* AIM
Return all lines where the word "Olan" can be found.

* THE DATA
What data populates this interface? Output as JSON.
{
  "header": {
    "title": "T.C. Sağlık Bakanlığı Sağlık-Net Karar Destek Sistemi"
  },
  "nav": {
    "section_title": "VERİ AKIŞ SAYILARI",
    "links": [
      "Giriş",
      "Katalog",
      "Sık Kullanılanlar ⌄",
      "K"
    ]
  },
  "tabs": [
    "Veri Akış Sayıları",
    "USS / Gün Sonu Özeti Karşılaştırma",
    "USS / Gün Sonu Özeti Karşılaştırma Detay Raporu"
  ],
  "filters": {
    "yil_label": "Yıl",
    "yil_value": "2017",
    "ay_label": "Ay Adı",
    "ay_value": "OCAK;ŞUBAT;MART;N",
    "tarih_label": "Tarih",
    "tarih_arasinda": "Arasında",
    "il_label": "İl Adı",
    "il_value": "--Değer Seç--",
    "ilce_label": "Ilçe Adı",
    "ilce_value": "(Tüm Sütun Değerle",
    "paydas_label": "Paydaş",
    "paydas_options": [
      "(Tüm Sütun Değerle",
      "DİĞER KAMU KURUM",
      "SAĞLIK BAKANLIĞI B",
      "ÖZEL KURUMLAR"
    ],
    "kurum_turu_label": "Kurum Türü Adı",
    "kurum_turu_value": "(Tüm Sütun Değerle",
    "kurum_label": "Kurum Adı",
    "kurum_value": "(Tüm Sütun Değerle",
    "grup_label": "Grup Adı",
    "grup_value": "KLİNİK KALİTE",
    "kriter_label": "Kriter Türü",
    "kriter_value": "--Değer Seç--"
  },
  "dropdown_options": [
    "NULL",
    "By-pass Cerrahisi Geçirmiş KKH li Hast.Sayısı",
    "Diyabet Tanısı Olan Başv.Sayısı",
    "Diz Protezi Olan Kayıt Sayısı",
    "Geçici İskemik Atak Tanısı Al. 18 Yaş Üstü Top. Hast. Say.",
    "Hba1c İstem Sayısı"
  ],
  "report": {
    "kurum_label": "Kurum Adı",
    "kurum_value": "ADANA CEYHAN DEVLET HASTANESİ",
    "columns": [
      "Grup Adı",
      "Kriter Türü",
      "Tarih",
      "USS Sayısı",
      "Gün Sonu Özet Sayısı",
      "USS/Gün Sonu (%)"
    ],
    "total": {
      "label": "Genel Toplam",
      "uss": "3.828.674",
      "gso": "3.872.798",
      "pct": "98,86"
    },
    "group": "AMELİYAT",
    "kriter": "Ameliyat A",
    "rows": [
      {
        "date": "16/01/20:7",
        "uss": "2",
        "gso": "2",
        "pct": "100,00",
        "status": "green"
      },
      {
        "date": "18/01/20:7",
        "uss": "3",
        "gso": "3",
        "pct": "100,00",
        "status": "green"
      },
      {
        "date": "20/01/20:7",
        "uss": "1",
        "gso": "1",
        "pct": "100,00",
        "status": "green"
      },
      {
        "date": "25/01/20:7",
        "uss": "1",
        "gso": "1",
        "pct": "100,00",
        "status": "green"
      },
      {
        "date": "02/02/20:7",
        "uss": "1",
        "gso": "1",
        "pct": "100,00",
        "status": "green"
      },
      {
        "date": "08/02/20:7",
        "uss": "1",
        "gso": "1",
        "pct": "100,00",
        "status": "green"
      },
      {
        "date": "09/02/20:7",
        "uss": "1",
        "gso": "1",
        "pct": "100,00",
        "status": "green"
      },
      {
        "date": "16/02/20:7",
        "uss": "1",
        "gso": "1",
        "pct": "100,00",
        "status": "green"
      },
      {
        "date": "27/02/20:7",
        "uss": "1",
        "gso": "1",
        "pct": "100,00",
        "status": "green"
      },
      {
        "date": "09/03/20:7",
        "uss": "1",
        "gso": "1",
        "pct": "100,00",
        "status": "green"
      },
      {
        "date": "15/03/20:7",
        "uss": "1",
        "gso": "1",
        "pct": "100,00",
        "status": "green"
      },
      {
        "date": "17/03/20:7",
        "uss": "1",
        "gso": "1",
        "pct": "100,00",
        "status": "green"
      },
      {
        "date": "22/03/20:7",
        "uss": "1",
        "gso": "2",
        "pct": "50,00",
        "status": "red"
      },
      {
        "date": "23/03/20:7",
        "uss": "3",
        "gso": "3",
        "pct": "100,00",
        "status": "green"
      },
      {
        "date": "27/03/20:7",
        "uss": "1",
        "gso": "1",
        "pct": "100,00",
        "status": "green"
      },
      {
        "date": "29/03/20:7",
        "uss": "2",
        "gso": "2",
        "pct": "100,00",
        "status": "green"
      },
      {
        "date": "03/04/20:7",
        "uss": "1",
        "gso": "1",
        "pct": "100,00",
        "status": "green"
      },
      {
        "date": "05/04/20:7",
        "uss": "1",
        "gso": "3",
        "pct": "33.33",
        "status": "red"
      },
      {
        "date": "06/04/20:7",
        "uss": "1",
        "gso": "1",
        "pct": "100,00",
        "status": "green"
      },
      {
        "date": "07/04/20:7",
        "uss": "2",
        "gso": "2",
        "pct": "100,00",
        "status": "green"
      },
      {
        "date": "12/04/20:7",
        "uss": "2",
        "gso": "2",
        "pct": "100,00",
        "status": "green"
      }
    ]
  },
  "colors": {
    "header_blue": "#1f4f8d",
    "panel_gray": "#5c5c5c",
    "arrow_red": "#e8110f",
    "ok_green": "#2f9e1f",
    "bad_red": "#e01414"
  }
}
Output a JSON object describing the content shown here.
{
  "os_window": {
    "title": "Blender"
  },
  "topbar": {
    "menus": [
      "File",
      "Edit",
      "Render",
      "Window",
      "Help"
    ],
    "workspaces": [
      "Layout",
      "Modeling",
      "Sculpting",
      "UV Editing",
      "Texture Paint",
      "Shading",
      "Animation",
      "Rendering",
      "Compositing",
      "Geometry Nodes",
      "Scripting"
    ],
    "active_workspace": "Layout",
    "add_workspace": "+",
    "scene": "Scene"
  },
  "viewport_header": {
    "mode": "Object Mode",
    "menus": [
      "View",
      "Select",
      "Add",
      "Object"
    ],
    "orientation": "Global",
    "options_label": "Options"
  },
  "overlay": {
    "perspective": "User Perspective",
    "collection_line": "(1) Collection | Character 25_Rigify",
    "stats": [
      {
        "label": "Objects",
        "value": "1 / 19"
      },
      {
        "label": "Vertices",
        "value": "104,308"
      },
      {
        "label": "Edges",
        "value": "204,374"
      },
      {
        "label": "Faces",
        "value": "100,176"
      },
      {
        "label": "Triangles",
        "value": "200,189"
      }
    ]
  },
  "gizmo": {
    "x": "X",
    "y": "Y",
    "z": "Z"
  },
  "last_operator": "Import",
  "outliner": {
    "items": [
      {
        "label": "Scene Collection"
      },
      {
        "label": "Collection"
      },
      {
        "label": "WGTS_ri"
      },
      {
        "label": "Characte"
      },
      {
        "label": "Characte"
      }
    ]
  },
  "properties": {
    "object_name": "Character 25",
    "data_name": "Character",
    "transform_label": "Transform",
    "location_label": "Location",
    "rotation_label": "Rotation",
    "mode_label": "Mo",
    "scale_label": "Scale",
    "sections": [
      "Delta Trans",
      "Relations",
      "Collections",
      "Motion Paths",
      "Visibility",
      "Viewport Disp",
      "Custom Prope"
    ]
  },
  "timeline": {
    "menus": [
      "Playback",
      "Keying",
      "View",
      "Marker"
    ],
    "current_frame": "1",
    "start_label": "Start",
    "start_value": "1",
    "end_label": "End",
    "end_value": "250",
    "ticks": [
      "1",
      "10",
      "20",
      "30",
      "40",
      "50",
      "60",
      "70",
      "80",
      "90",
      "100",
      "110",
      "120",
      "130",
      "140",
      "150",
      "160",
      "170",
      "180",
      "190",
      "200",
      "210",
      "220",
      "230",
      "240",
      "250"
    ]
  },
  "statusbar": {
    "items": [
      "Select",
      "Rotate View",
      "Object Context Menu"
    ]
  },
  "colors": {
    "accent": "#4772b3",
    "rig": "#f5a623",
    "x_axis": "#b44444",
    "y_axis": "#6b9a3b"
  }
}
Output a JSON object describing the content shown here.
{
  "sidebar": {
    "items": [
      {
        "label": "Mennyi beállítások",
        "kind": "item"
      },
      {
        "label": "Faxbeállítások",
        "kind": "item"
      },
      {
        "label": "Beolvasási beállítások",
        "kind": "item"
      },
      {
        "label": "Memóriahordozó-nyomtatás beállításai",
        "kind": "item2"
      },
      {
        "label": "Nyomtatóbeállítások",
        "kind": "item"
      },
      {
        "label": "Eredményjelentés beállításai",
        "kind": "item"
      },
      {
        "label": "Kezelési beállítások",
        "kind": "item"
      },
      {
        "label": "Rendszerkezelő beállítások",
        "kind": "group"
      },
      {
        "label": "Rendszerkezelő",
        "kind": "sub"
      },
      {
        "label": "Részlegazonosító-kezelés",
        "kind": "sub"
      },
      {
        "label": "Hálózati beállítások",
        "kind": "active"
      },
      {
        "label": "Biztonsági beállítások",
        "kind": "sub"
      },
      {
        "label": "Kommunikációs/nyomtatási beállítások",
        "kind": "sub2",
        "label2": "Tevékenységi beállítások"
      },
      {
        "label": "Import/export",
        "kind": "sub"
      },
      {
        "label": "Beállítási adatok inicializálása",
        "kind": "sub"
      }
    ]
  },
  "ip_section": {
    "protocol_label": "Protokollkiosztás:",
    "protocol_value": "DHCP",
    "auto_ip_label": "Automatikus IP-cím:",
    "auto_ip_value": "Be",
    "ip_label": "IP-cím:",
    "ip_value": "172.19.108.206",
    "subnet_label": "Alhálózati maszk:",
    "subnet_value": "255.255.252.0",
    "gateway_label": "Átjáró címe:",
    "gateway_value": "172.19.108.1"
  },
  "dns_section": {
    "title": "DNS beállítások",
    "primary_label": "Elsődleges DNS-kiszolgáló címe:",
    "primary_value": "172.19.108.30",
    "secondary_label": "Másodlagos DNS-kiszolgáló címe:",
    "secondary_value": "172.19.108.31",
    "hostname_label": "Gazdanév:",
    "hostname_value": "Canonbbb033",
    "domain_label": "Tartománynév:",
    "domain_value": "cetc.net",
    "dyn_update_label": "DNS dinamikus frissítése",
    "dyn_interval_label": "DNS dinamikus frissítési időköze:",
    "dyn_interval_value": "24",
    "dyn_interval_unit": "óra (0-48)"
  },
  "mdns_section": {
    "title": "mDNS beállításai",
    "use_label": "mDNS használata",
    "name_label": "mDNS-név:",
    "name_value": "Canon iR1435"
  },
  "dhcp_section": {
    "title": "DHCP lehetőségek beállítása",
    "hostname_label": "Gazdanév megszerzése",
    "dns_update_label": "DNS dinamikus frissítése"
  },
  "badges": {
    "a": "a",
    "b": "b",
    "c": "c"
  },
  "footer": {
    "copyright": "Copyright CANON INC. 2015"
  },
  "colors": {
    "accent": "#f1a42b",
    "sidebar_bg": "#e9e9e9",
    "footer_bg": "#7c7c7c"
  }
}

* SOLUTION
    "Diyabet Tanısı Olan Başv.Sayısı",
    "Diz Protezi Olan Kayıt Sayısı",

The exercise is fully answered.